__REQUEST__.
Find how many lines contain "միջև" and state only that number.

#### EXERCISE MATERIALS ####

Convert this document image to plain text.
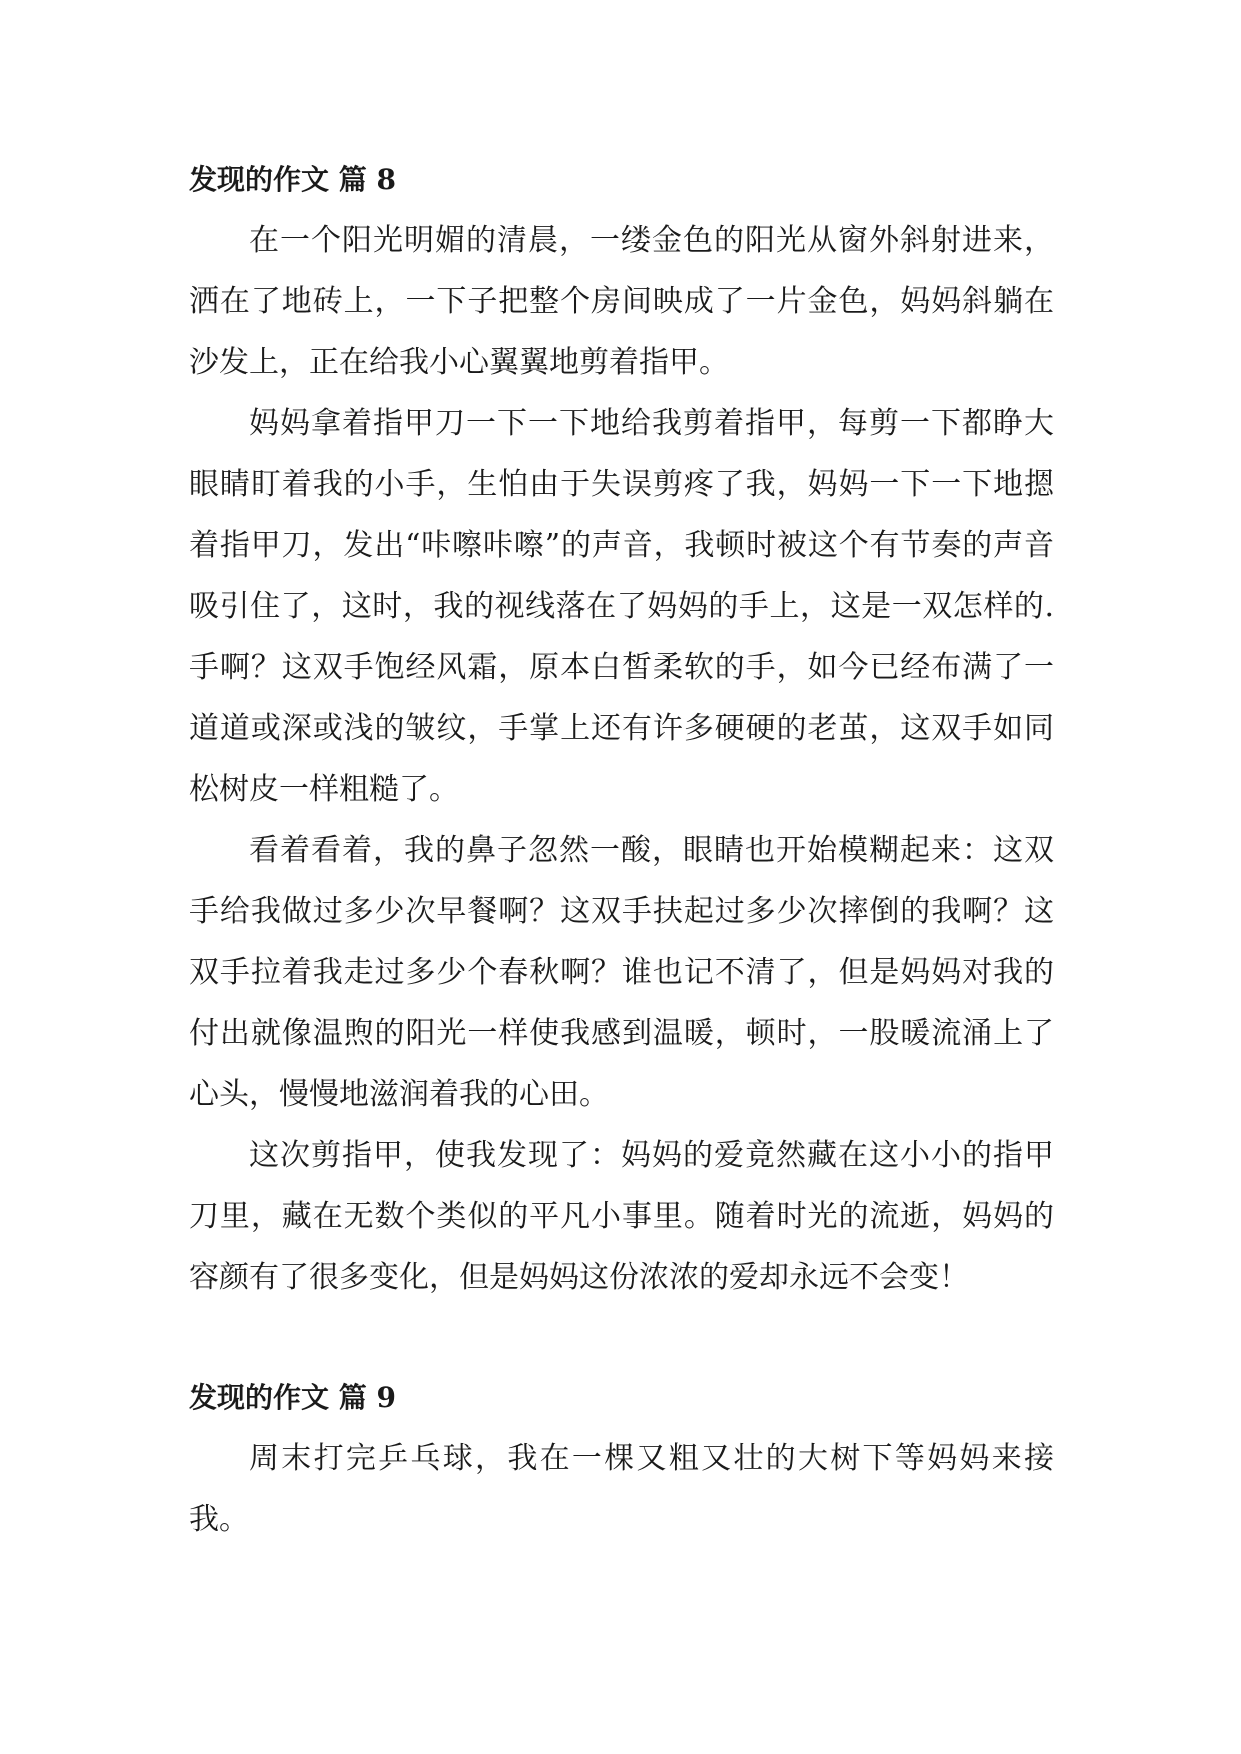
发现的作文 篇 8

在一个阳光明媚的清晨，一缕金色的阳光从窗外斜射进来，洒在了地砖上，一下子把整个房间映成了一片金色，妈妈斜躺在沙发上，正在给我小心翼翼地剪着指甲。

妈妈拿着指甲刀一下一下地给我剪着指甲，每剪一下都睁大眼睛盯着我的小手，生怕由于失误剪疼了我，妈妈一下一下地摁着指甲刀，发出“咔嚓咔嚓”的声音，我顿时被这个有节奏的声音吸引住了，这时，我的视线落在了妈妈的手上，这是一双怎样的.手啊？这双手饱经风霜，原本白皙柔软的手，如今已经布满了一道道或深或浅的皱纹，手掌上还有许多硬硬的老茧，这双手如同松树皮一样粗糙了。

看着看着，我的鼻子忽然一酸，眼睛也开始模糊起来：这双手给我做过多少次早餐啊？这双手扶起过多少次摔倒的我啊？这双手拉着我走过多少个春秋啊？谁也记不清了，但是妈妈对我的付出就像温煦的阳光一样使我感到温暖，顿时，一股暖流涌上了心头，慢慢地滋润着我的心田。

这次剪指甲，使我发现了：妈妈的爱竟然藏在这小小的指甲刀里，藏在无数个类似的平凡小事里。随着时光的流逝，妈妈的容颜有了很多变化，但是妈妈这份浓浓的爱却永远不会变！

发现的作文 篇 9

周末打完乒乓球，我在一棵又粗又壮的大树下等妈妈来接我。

####
#### EXERCISE MATERIALS ####

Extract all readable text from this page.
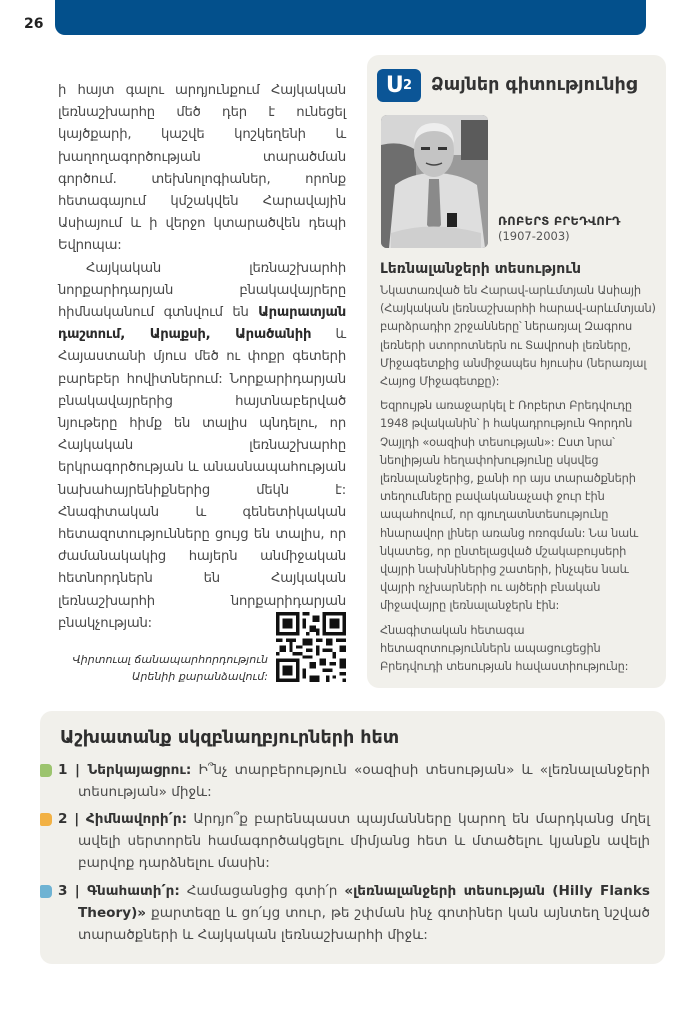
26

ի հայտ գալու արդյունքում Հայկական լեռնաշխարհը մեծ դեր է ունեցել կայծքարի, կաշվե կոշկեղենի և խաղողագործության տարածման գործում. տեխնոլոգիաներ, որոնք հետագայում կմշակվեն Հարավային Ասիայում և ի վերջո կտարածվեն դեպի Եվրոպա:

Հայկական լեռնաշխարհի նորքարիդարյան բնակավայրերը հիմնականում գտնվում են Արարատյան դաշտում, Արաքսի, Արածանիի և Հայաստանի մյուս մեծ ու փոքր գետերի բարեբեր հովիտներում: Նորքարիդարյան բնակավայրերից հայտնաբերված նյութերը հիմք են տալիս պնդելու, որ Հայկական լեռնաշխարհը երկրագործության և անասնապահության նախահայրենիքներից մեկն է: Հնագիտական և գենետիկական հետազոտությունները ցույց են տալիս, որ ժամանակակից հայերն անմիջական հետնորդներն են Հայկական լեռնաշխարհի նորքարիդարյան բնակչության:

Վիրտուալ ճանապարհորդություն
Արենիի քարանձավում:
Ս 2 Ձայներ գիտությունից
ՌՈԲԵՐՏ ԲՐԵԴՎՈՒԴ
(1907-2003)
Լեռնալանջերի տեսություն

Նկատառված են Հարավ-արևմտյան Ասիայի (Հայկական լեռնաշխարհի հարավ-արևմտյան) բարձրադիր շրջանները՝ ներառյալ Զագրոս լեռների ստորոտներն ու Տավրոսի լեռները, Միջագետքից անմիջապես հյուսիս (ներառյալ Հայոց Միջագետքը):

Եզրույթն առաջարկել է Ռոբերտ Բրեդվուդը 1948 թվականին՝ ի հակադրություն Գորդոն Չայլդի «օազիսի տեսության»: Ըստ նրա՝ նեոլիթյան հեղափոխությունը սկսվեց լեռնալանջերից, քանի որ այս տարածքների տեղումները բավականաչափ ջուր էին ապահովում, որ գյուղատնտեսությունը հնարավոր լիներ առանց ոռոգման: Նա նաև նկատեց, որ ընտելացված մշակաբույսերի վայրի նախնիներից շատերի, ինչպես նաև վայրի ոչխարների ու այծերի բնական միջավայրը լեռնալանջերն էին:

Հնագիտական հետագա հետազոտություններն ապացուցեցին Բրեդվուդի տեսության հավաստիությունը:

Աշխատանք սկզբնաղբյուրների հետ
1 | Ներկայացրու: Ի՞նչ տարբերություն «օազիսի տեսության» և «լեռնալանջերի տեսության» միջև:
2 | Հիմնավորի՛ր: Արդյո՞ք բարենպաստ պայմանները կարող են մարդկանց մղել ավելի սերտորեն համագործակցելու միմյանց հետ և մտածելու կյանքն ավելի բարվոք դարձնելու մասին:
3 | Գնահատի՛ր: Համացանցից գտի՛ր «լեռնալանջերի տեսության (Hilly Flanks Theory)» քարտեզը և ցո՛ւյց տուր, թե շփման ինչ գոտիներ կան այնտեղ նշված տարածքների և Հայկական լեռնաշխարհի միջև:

####

__CORRECT OUTPUT__.
2